## Exercise requirements
Using the listing below, select the lines with the word "Enumerate" and copy them.
— start —
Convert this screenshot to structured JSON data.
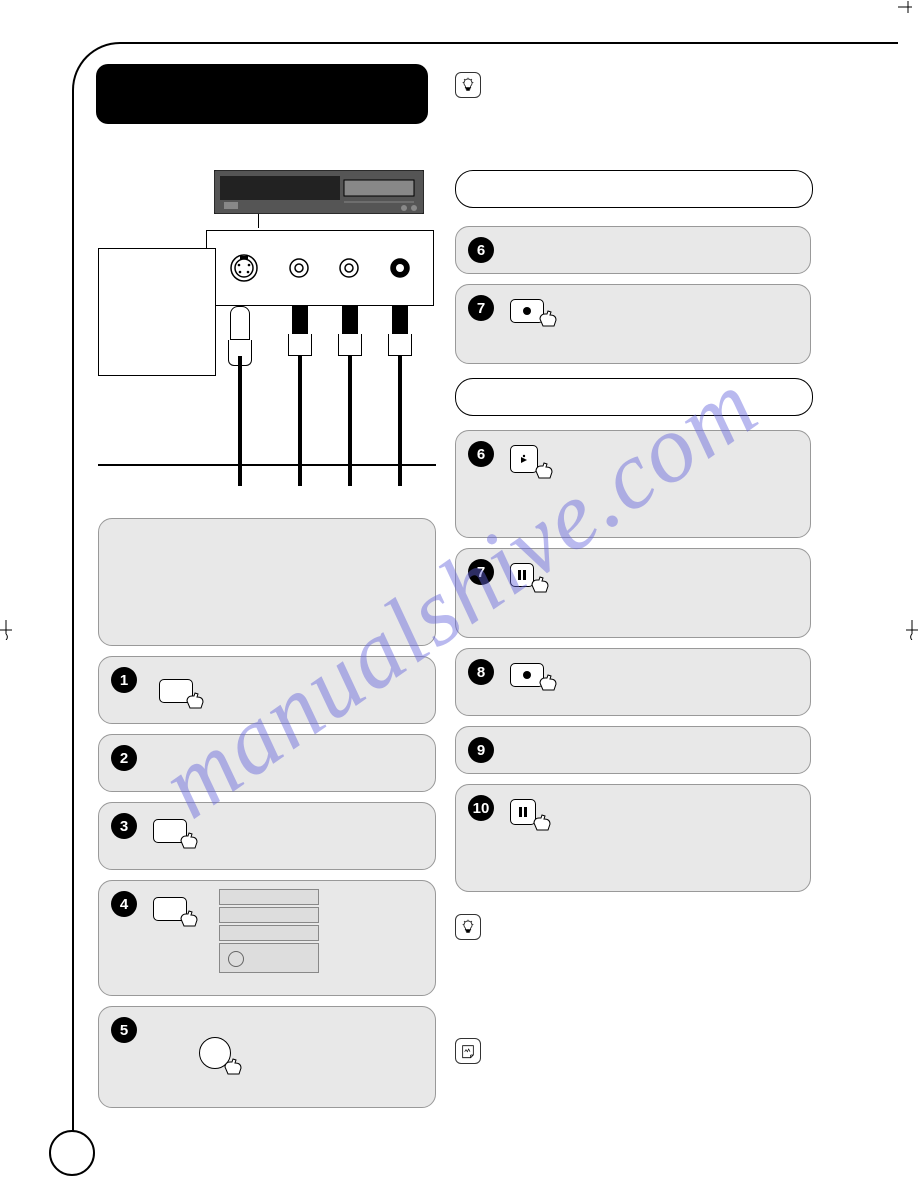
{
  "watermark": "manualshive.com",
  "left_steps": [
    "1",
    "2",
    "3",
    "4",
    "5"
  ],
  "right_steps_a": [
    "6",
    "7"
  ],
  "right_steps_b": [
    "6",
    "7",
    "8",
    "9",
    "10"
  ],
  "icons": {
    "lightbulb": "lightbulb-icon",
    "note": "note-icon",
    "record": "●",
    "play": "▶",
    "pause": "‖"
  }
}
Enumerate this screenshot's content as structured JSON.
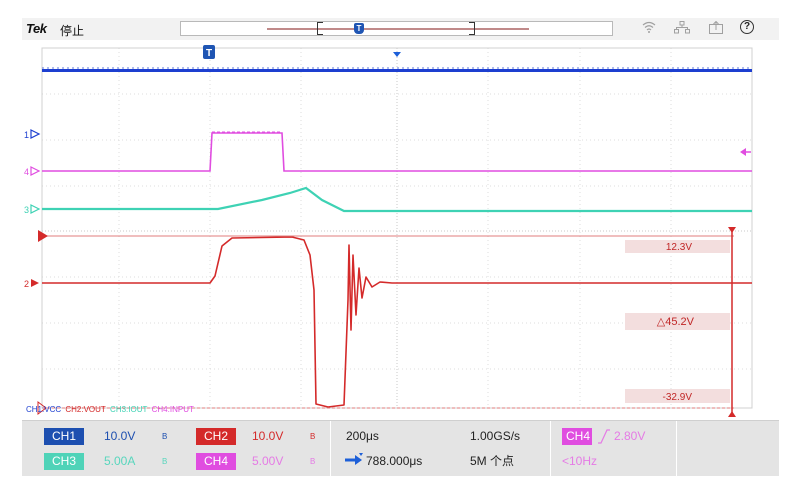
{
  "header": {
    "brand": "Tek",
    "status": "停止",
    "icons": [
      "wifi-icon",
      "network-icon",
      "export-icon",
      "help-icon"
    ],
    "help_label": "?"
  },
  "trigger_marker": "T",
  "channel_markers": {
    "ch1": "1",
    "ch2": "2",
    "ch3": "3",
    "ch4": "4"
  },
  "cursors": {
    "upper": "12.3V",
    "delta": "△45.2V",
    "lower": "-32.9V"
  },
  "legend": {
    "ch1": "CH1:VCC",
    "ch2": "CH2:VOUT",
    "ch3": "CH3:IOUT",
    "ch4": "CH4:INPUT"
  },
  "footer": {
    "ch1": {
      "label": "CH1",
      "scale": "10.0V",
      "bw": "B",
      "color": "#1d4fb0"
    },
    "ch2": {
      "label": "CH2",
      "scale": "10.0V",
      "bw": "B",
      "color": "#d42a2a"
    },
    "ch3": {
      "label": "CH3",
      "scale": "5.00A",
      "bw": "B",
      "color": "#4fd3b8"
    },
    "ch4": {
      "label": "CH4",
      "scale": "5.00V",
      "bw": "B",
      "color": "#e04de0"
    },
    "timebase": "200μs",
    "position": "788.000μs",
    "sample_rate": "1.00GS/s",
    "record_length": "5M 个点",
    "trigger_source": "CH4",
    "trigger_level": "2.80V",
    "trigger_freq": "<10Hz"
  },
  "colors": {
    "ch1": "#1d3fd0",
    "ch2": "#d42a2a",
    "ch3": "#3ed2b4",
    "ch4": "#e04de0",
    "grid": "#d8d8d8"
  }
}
— end —
— start —
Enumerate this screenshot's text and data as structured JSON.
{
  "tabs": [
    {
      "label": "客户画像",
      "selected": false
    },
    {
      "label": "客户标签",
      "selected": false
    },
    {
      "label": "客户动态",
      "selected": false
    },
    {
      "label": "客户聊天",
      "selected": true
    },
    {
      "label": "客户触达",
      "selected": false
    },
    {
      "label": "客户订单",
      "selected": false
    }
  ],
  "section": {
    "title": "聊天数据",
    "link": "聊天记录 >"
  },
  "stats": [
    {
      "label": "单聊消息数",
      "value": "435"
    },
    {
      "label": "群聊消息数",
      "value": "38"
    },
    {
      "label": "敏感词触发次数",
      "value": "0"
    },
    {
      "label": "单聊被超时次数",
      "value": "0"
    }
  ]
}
— end —
## Output for this task
Enumerate this screenshot's content as structured JSON.
Enumerate this screenshot's text and data as structured JSON.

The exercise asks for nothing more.